### [Short task]
Retype all the records with nothing changed.

* START Available records *

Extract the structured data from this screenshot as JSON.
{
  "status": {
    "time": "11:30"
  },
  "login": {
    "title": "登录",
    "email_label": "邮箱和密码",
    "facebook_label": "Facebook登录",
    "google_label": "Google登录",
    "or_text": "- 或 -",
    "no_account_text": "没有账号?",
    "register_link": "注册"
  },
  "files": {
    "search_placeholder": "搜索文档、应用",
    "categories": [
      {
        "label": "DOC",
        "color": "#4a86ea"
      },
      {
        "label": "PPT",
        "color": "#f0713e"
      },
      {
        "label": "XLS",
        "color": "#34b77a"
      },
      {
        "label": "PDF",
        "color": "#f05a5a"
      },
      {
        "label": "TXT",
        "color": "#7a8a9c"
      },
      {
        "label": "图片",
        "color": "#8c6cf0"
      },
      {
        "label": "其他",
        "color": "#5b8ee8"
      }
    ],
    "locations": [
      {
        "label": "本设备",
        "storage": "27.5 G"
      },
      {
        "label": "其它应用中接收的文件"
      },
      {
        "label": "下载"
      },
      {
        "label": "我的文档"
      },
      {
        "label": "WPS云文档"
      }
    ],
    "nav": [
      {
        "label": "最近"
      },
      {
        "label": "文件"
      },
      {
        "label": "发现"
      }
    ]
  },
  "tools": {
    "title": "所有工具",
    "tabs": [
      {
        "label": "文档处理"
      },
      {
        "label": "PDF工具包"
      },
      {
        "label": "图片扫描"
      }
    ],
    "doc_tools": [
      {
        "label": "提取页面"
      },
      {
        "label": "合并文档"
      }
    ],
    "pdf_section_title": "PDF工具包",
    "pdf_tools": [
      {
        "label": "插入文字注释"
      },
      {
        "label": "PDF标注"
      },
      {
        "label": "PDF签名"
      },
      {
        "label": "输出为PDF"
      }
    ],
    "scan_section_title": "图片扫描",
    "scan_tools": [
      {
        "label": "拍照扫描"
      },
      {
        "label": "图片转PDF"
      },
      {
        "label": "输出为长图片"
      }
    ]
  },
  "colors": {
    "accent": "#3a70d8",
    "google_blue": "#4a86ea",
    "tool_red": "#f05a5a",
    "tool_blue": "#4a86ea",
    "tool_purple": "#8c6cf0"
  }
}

* END Available records *

### [Written response]
Extract the structured data from this screenshot as JSON.
{
  "status": {
    "time": "11:30"
  },
  "login": {
    "title": "登录",
    "email_label": "邮箱和密码",
    "facebook_label": "Facebook登录",
    "google_label": "Google登录",
    "or_text": "- 或 -",
    "no_account_text": "没有账号?",
    "register_link": "注册"
  },
  "files": {
    "search_placeholder": "搜索文档、应用",
    "categories": [
      {
        "label": "DOC",
        "color": "#4a86ea"
      },
      {
        "label": "PPT",
        "color": "#f0713e"
      },
      {
        "label": "XLS",
        "color": "#34b77a"
      },
      {
        "label": "PDF",
        "color": "#f05a5a"
      },
      {
        "label": "TXT",
        "color": "#7a8a9c"
      },
      {
        "label": "图片",
        "color": "#8c6cf0"
      },
      {
        "label": "其他",
        "color": "#5b8ee8"
      }
    ],
    "locations": [
      {
        "label": "本设备",
        "storage": "27.5 G"
      },
      {
        "label": "其它应用中接收的文件"
      },
      {
        "label": "下载"
      },
      {
        "label": "我的文档"
      },
      {
        "label": "WPS云文档"
      }
    ],
    "nav": [
      {
        "label": "最近"
      },
      {
        "label": "文件"
      },
      {
        "label": "发现"
      }
    ]
  },
  "tools": {
    "title": "所有工具",
    "tabs": [
      {
        "label": "文档处理"
      },
      {
        "label": "PDF工具包"
      },
      {
        "label": "图片扫描"
      }
    ],
    "doc_tools": [
      {
        "label": "提取页面"
      },
      {
        "label": "合并文档"
      }
    ],
    "pdf_section_title": "PDF工具包",
    "pdf_tools": [
      {
        "label": "插入文字注释"
      },
      {
        "label": "PDF标注"
      },
      {
        "label": "PDF签名"
      },
      {
        "label": "输出为PDF"
      }
    ],
    "scan_section_title": "图片扫描",
    "scan_tools": [
      {
        "label": "拍照扫描"
      },
      {
        "label": "图片转PDF"
      },
      {
        "label": "输出为长图片"
      }
    ]
  },
  "colors": {
    "accent": "#3a70d8",
    "google_blue": "#4a86ea",
    "tool_red": "#f05a5a",
    "tool_blue": "#4a86ea",
    "tool_purple": "#8c6cf0"
  }
}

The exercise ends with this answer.